▶ GOAL OF THE EXERCISE
State how many lines of the entries hold the string "this", and output nothing but that count.

-=-=-=-=-

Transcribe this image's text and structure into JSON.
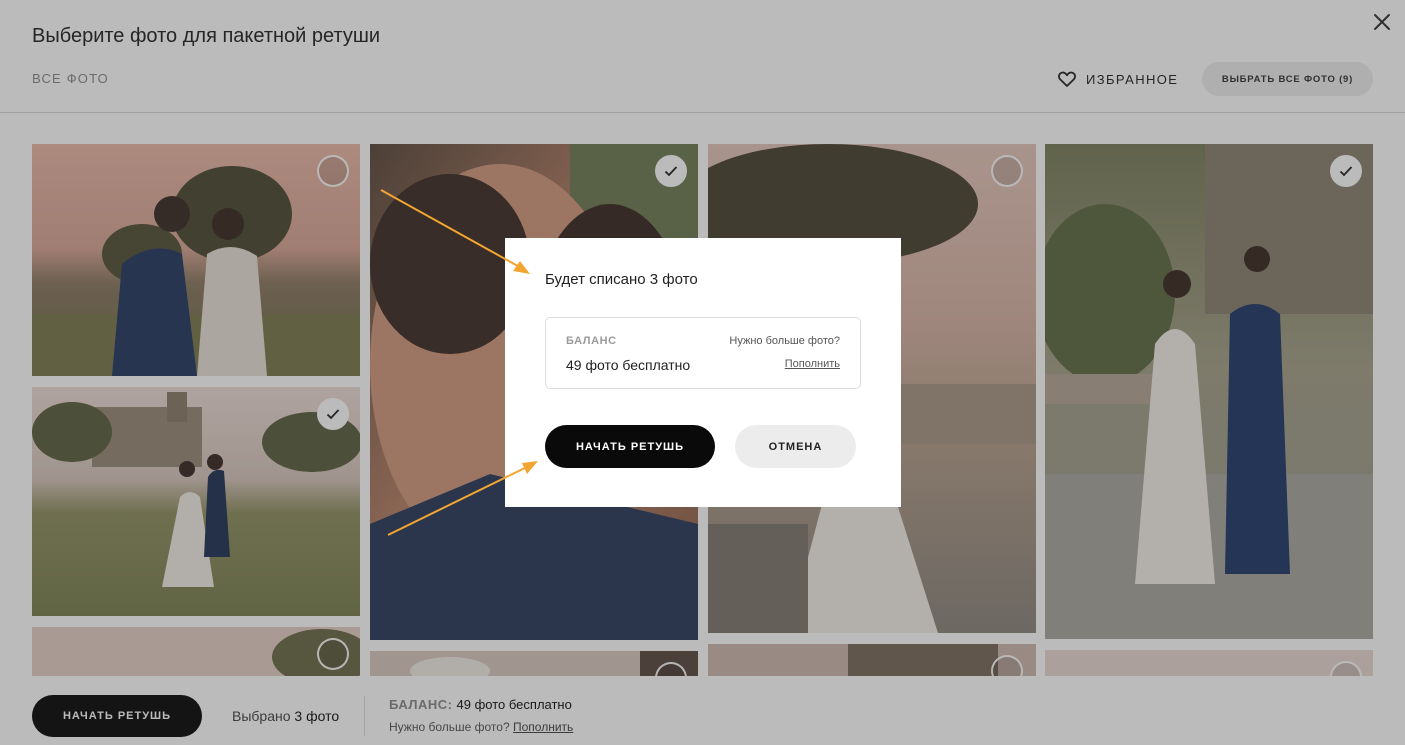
{
  "header": {
    "title": "Выберите фото для пакетной ретуши",
    "tab_all": "ВСЕ ФОТО",
    "favorites_label": "ИЗБРАННОЕ",
    "select_all_label": "ВЫБРАТЬ ВСЕ ФОТО (9)",
    "close_icon": "close-icon"
  },
  "photos": [
    {
      "scene": "couple-sunset-back",
      "selected": false
    },
    {
      "scene": "couple-castle-field",
      "selected": true
    },
    {
      "scene": "partial-sky",
      "selected": false
    },
    {
      "scene": "closeup-embrace",
      "selected": true
    },
    {
      "scene": "partial-dress-detail",
      "selected": false
    },
    {
      "scene": "dress-terrace-tree",
      "selected": false
    },
    {
      "scene": "partial-rocks",
      "selected": false
    },
    {
      "scene": "couple-walking-lights",
      "selected": true
    },
    {
      "scene": "partial-pale",
      "selected": false
    }
  ],
  "modal": {
    "title": "Будет списано 3 фото",
    "balance_label": "БАЛАНС",
    "balance_value": "49 фото бесплатно",
    "need_more": "Нужно больше фото?",
    "topup": "Пополнить",
    "start_label": "НАЧАТЬ РЕТУШЬ",
    "cancel_label": "ОТМЕНА"
  },
  "bottom_bar": {
    "start_label": "НАЧАТЬ РЕТУШЬ",
    "selected_prefix": "Выбрано",
    "selected_count": "3 фото",
    "balance_key": "БАЛАНС:",
    "balance_value": "49 фото бесплатно",
    "need_more": "Нужно больше фото?",
    "topup": "Пополнить"
  },
  "colors": {
    "accent_arrow": "#f2a531",
    "primary_button": "#0a0a0a",
    "overlay": "rgba(45,45,45,0.32)"
  }
}
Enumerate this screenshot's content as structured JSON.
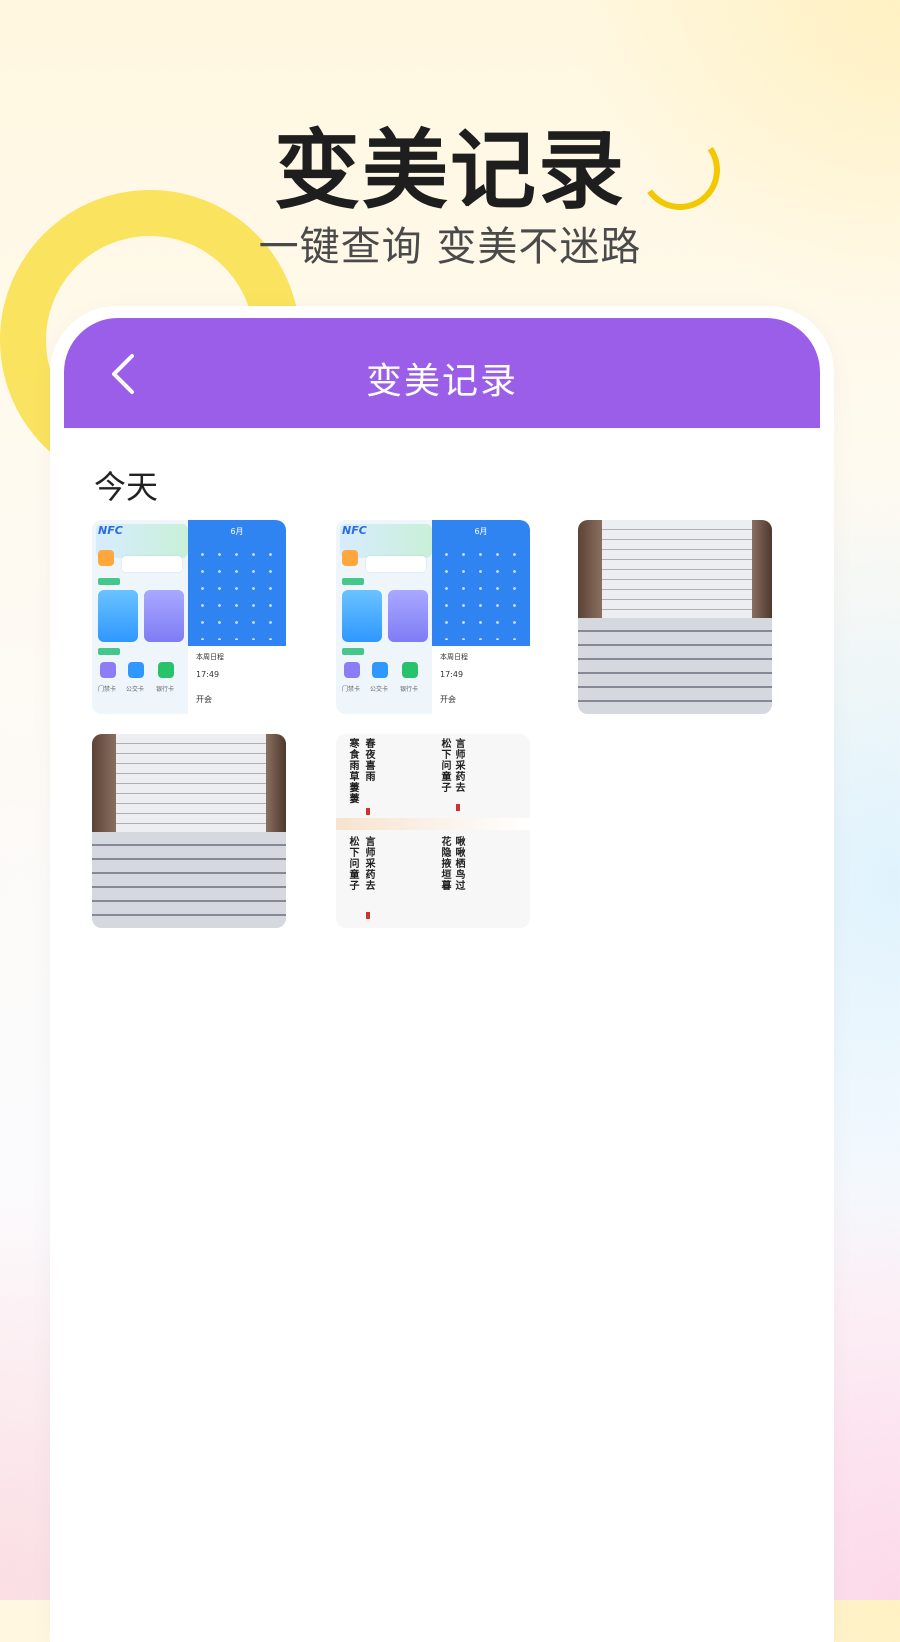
{
  "hero": {
    "title": "变美记录",
    "subtitle": "一键查询 变美不迷路"
  },
  "app_bar": {
    "title": "变美记录",
    "back_icon": "chevron-left-icon"
  },
  "section": {
    "label": "今天"
  },
  "thumbnails": [
    {
      "kind": "app-screenshot",
      "month": "6月",
      "brand": "NFC",
      "note_title": "本周日程",
      "time": "17:49",
      "event": "开会",
      "caps": [
        "门禁卡",
        "公交卡",
        "银行卡"
      ]
    },
    {
      "kind": "app-screenshot",
      "month": "6月",
      "brand": "NFC",
      "note_title": "本周日程",
      "time": "17:49",
      "event": "开会",
      "caps": [
        "门禁卡",
        "公交卡",
        "银行卡"
      ]
    },
    {
      "kind": "document-photo"
    },
    {
      "kind": "document-photo"
    },
    {
      "kind": "poem-cards",
      "poems": [
        "春夜喜雨",
        "松下问童子",
        "言师采药去",
        "寒食雨草萋萋",
        "松下问童子",
        "言师采药去",
        "花隐掖垣暮",
        "啾啾栖鸟过"
      ]
    }
  ],
  "colors": {
    "app_bar": "#9b5ee8",
    "ring": "#f9e050"
  }
}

-=-=-=-=-

▶ RIGHT ANSWER
2